**To do**.
Scan the records and identify every line in which the string "字帖不限" occurs, then return those lines.
---------- Record list
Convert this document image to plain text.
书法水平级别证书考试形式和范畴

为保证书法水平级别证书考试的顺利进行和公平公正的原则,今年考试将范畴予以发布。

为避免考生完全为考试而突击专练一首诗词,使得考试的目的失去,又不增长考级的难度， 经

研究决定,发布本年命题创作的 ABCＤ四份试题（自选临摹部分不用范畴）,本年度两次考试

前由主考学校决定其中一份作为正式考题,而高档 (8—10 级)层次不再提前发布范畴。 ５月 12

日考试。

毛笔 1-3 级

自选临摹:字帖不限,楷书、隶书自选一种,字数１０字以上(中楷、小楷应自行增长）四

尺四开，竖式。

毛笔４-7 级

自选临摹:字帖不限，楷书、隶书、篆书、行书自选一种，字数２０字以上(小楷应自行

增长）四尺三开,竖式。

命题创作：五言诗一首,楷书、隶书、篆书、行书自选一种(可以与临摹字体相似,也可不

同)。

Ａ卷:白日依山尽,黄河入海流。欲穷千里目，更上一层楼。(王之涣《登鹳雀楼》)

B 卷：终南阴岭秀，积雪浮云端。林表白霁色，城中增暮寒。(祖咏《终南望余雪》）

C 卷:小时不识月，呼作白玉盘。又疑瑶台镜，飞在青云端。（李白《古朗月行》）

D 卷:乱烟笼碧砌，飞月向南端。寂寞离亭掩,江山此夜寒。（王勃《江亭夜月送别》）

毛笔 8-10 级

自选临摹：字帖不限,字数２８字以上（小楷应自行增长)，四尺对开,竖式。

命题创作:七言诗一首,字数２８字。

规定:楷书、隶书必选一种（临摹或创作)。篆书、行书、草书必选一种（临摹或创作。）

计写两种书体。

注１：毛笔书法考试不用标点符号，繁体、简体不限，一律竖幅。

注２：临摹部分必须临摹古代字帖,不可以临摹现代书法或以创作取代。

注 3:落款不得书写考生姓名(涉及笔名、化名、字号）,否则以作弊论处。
--------------------
**Complete response**.
自选临摹:字帖不限,楷书、隶书自选一种,字数１０字以上(中楷、小楷应自行增长）四
自选临摹:字帖不限，楷书、隶书、篆书、行书自选一种，字数２０字以上(小楷应自行
自选临摹：字帖不限,字数２８字以上（小楷应自行增长)，四尺对开,竖式。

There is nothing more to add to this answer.